Exercise directions >> Pull each line holding the word "Take" from the data.

Figure data in JSON:
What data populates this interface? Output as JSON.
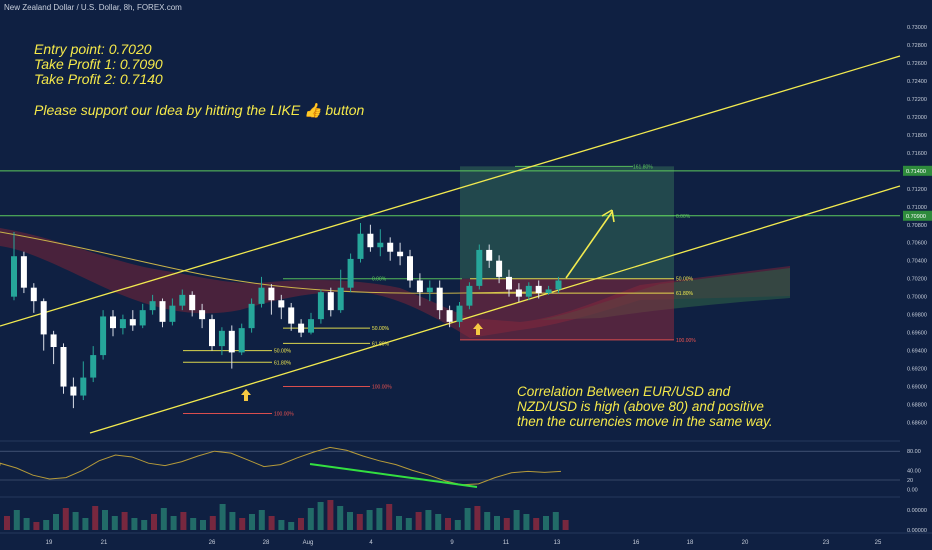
{
  "header": {
    "title": "New Zealand Dollar / U.S. Dollar, 8h, FOREX.com"
  },
  "notes": {
    "entry": "Entry point: 0.7020",
    "tp1": "Take Profit 1:  0.7090",
    "tp2": "Take Profit 2: 0.7140",
    "support": "Please support our Idea by hitting the LIKE 👍 button"
  },
  "correlation": {
    "line1": "Correlation Between EUR/USD and",
    "line2": "NZD/USD is high (above 80) and positive",
    "line3": "then the currencies move in the same way."
  },
  "colors": {
    "background": "#0f2042",
    "up": "#26a69a",
    "down": "#ef5350",
    "candle_dark": "#0c1a33",
    "candle_light": "#ffffff",
    "trend": "#f2ea4f",
    "target_line": "#5cc95c",
    "divergence": "#33e040",
    "oscillator": "#b59a3a"
  },
  "chart_data": {
    "type": "candlestick",
    "y_axis": {
      "ylim": [
        0.6845,
        0.731
      ],
      "ticks": [
        "0.73000",
        "0.72800",
        "0.72600",
        "0.72400",
        "0.72200",
        "0.72000",
        "0.71800",
        "0.71600",
        "0.71400",
        "0.71200",
        "0.71000",
        "0.70800",
        "0.70600",
        "0.70400",
        "0.70200",
        "0.70000",
        "0.69800",
        "0.69600",
        "0.69400",
        "0.69200",
        "0.69000",
        "0.68800",
        "0.68600"
      ],
      "tick_values": [
        0.73,
        0.728,
        0.726,
        0.724,
        0.722,
        0.72,
        0.718,
        0.716,
        0.714,
        0.712,
        0.71,
        0.708,
        0.706,
        0.704,
        0.702,
        0.7,
        0.698,
        0.696,
        0.694,
        0.692,
        0.69,
        0.688,
        0.686
      ],
      "highlight_labels": [
        {
          "label": "0.71400",
          "value": 0.714
        },
        {
          "label": "0.70900",
          "value": 0.709
        }
      ]
    },
    "x_axis": {
      "ticks": [
        "19",
        "21",
        "26",
        "28",
        "Aug",
        "4",
        "9",
        "11",
        "13",
        "16",
        "18",
        "20",
        "23",
        "25"
      ]
    },
    "candles": [
      [
        0.7,
        0.7045,
        0.7072,
        0.6996
      ],
      [
        0.7045,
        0.701,
        0.705,
        0.7004
      ],
      [
        0.701,
        0.6995,
        0.7015,
        0.6982
      ],
      [
        0.6995,
        0.6958,
        0.6998,
        0.694
      ],
      [
        0.6958,
        0.6944,
        0.6962,
        0.6925
      ],
      [
        0.6944,
        0.69,
        0.6948,
        0.6892
      ],
      [
        0.69,
        0.689,
        0.691,
        0.6876
      ],
      [
        0.689,
        0.691,
        0.6928,
        0.6885
      ],
      [
        0.691,
        0.6935,
        0.6945,
        0.6905
      ],
      [
        0.6935,
        0.6978,
        0.6985,
        0.693
      ],
      [
        0.6978,
        0.6965,
        0.6985,
        0.6956
      ],
      [
        0.6965,
        0.6975,
        0.698,
        0.6958
      ],
      [
        0.6975,
        0.6968,
        0.6985,
        0.6962
      ],
      [
        0.6968,
        0.6985,
        0.6992,
        0.6965
      ],
      [
        0.6985,
        0.6995,
        0.7002,
        0.698
      ],
      [
        0.6995,
        0.6972,
        0.6998,
        0.6966
      ],
      [
        0.6972,
        0.699,
        0.6998,
        0.6968
      ],
      [
        0.699,
        0.7002,
        0.7008,
        0.6985
      ],
      [
        0.7002,
        0.6985,
        0.7006,
        0.6978
      ],
      [
        0.6985,
        0.6975,
        0.6992,
        0.6965
      ],
      [
        0.6975,
        0.6945,
        0.698,
        0.694
      ],
      [
        0.6945,
        0.6962,
        0.6966,
        0.6935
      ],
      [
        0.6962,
        0.6938,
        0.6968,
        0.692
      ],
      [
        0.6938,
        0.6965,
        0.697,
        0.6935
      ],
      [
        0.6965,
        0.6992,
        0.6998,
        0.696
      ],
      [
        0.6992,
        0.701,
        0.7022,
        0.6988
      ],
      [
        0.701,
        0.6996,
        0.7014,
        0.698
      ],
      [
        0.6996,
        0.6988,
        0.7002,
        0.6975
      ],
      [
        0.6988,
        0.697,
        0.6993,
        0.6962
      ],
      [
        0.697,
        0.696,
        0.6975,
        0.6955
      ],
      [
        0.696,
        0.6975,
        0.6982,
        0.6958
      ],
      [
        0.6975,
        0.7005,
        0.7008,
        0.697
      ],
      [
        0.7005,
        0.6985,
        0.701,
        0.6978
      ],
      [
        0.6985,
        0.701,
        0.703,
        0.6982
      ],
      [
        0.701,
        0.7042,
        0.7048,
        0.7005
      ],
      [
        0.7042,
        0.707,
        0.7082,
        0.7038
      ],
      [
        0.707,
        0.7055,
        0.708,
        0.705
      ],
      [
        0.7055,
        0.706,
        0.7075,
        0.7045
      ],
      [
        0.706,
        0.705,
        0.7066,
        0.704
      ],
      [
        0.705,
        0.7045,
        0.706,
        0.7035
      ],
      [
        0.7045,
        0.7018,
        0.7052,
        0.701
      ],
      [
        0.7018,
        0.7005,
        0.7026,
        0.699
      ],
      [
        0.7005,
        0.701,
        0.7018,
        0.6995
      ],
      [
        0.701,
        0.6985,
        0.7018,
        0.6975
      ],
      [
        0.6985,
        0.6972,
        0.699,
        0.6966
      ],
      [
        0.6972,
        0.699,
        0.6994,
        0.6966
      ],
      [
        0.699,
        0.7012,
        0.7016,
        0.6986
      ],
      [
        0.7012,
        0.7052,
        0.7058,
        0.7008
      ],
      [
        0.7052,
        0.704,
        0.7058,
        0.7032
      ],
      [
        0.704,
        0.7022,
        0.7046,
        0.7015
      ],
      [
        0.7022,
        0.7008,
        0.703,
        0.7
      ],
      [
        0.7008,
        0.7,
        0.7015,
        0.6994
      ],
      [
        0.7,
        0.7012,
        0.7016,
        0.6996
      ],
      [
        0.7012,
        0.7004,
        0.7018,
        0.6998
      ],
      [
        0.7004,
        0.7008,
        0.7012,
        0.7002
      ],
      [
        0.7008,
        0.7018,
        0.7022,
        0.7004
      ]
    ],
    "horizontal_levels": [
      {
        "label": "0.00%",
        "value": 0.709
      },
      {
        "label": "161.80%",
        "value": 0.7145
      },
      {
        "label": "50.00%",
        "value": 0.702
      },
      {
        "label": "61.80%",
        "value": 0.7004
      },
      {
        "label": "100.00%",
        "value": 0.6952
      },
      {
        "label": "0.00%",
        "value": 0.702
      },
      {
        "label": "50.00%",
        "value": 0.6965
      },
      {
        "label": "61.80%",
        "value": 0.6948
      },
      {
        "label": "50.00%",
        "value": 0.694
      },
      {
        "label": "61.80%",
        "value": 0.6927
      },
      {
        "label": "100.00%",
        "value": 0.69
      },
      {
        "label": "100.00%",
        "value": 0.687
      }
    ],
    "oscillator": {
      "ticks": [
        "80.00",
        "40.00",
        "20",
        "0.00"
      ],
      "tick_values": [
        80,
        40,
        20,
        0
      ],
      "ylim": [
        -5,
        95
      ]
    },
    "volume": {
      "ticks": [
        "0.00000",
        "0.00000"
      ]
    }
  }
}
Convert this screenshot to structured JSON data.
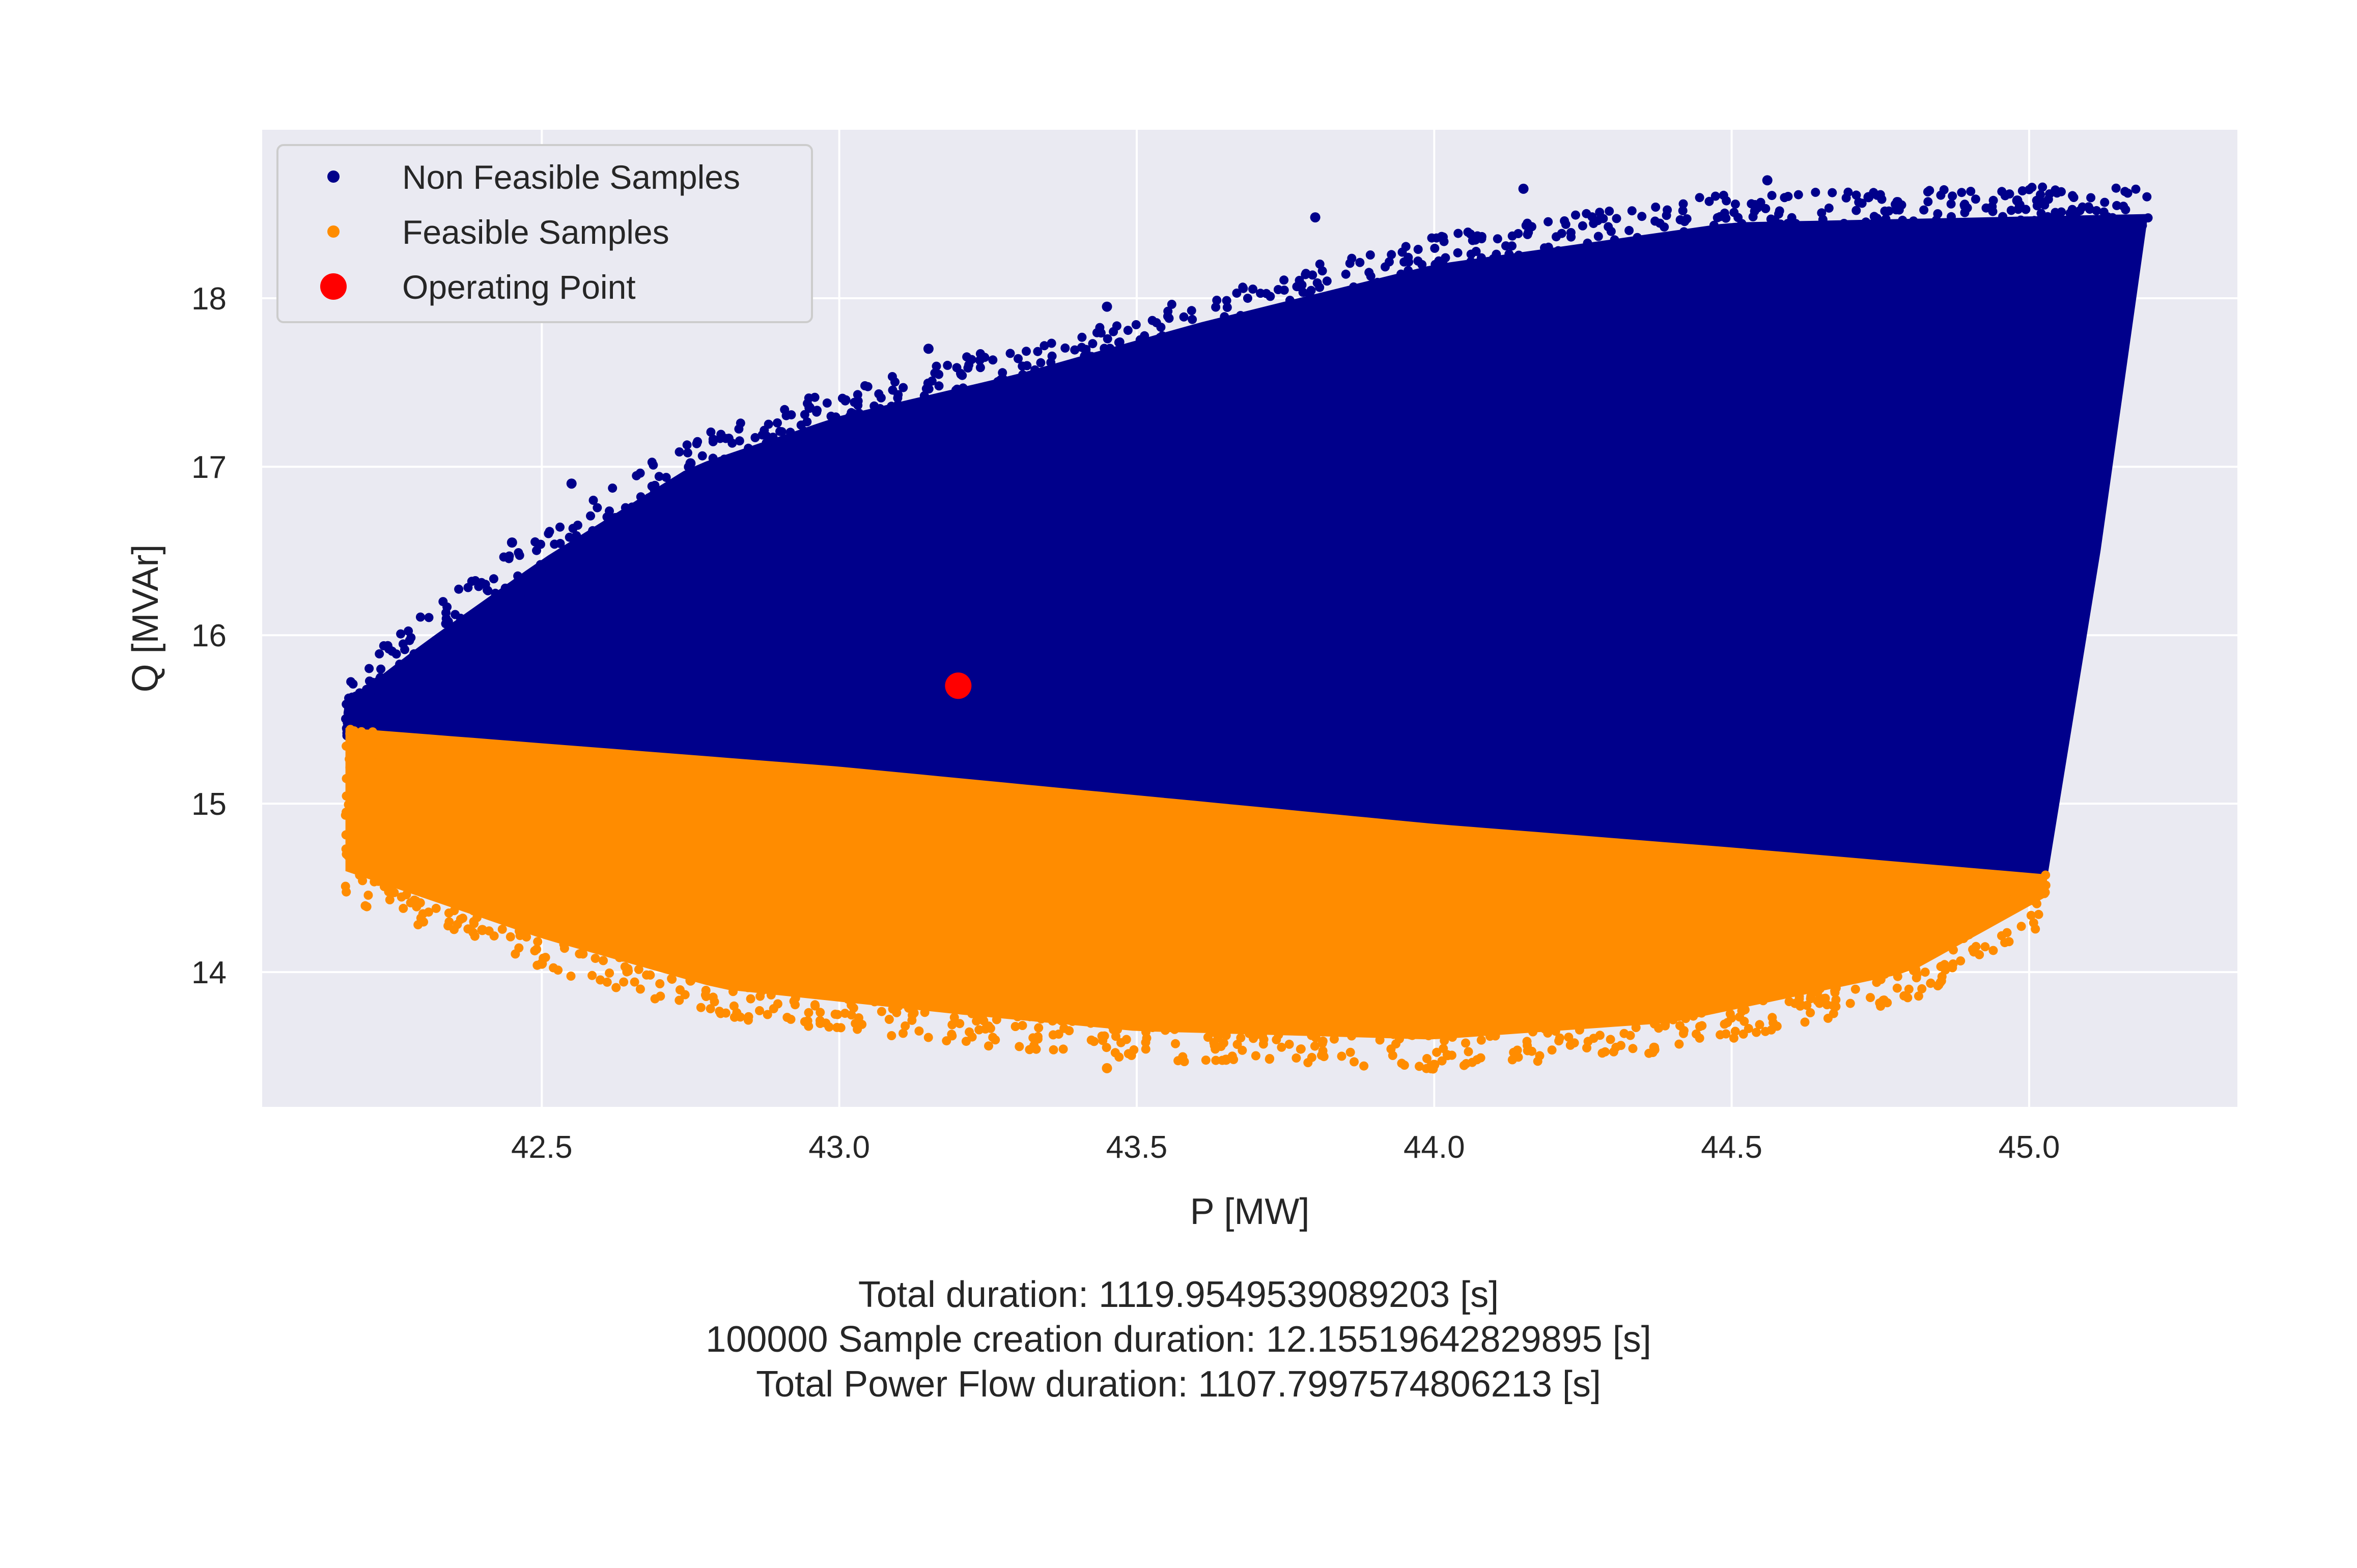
{
  "chart_data": {
    "type": "scatter",
    "title": "",
    "xlabel": "P [MW]",
    "ylabel": "Q [MVAr]",
    "xlim": [
      42.03,
      45.35
    ],
    "ylim": [
      13.2,
      19.0
    ],
    "xticks": [
      42.5,
      43.0,
      43.5,
      44.0,
      44.5,
      45.0
    ],
    "xtick_labels": [
      "42.5",
      "43.0",
      "43.5",
      "44.0",
      "44.5",
      "45.0"
    ],
    "yticks": [
      14,
      15,
      16,
      17,
      18
    ],
    "ytick_labels": [
      "14",
      "15",
      "16",
      "17",
      "18"
    ],
    "grid": true,
    "legend_position": "top-left",
    "background": "#eaeaf2",
    "series": [
      {
        "name": "Non Feasible Samples",
        "color": "#00008b",
        "marker_size": "small",
        "region": {
          "lower_edge": [
            [
              42.17,
              15.4
            ],
            [
              43.0,
              15.18
            ],
            [
              43.5,
              15.02
            ],
            [
              44.0,
              14.86
            ],
            [
              44.5,
              14.72
            ],
            [
              45.03,
              14.55
            ]
          ],
          "upper_edge": [
            [
              42.17,
              15.6
            ],
            [
              42.3,
              15.95
            ],
            [
              42.5,
              16.45
            ],
            [
              42.75,
              17.0
            ],
            [
              43.0,
              17.3
            ],
            [
              43.3,
              17.55
            ],
            [
              43.6,
              17.85
            ],
            [
              44.0,
              18.2
            ],
            [
              44.5,
              18.45
            ],
            [
              45.2,
              18.5
            ]
          ],
          "right_edge": [
            [
              45.03,
              14.55
            ],
            [
              45.12,
              16.5
            ],
            [
              45.2,
              18.5
            ]
          ]
        },
        "outliers": [
          [
            42.45,
            16.55
          ],
          [
            42.55,
            16.9
          ],
          [
            42.75,
            17.02
          ],
          [
            42.95,
            17.35
          ],
          [
            43.15,
            17.7
          ],
          [
            43.45,
            17.95
          ],
          [
            43.8,
            18.48
          ],
          [
            44.15,
            18.65
          ],
          [
            44.56,
            18.7
          ],
          [
            44.73,
            18.6
          ],
          [
            44.98,
            18.58
          ]
        ]
      },
      {
        "name": "Feasible Samples",
        "color": "#ff8c00",
        "marker_size": "small",
        "region": {
          "upper_edge": [
            [
              42.17,
              15.45
            ],
            [
              43.0,
              15.22
            ],
            [
              43.5,
              15.05
            ],
            [
              44.0,
              14.88
            ],
            [
              44.5,
              14.74
            ],
            [
              45.03,
              14.58
            ]
          ],
          "lower_edge": [
            [
              42.17,
              14.6
            ],
            [
              42.5,
              14.2
            ],
            [
              42.8,
              13.9
            ],
            [
              43.2,
              13.75
            ],
            [
              43.5,
              13.65
            ],
            [
              44.0,
              13.6
            ],
            [
              44.4,
              13.7
            ],
            [
              44.8,
              14.0
            ],
            [
              45.03,
              14.45
            ]
          ]
        },
        "outliers": [
          [
            42.4,
            14.25
          ],
          [
            42.5,
            14.05
          ],
          [
            42.75,
            13.95
          ],
          [
            43.45,
            13.43
          ],
          [
            43.65,
            13.48
          ],
          [
            44.0,
            13.45
          ],
          [
            44.37,
            13.54
          ]
        ]
      },
      {
        "name": "Operating Point",
        "color": "#ff0000",
        "marker_size": "large",
        "points": [
          [
            43.2,
            15.7
          ]
        ]
      }
    ]
  },
  "caption": {
    "line1": "Total duration: 1119.9549539089203 [s]",
    "line2": "100000 Sample creation duration: 12.15519642829895 [s]",
    "line3": "Total Power Flow duration: 1107.7997574806213 [s]"
  }
}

Written solution >>
    "tp1": "Take Profit 1:  0.7090",
    "tp2": "Take Profit 2: 0.7140",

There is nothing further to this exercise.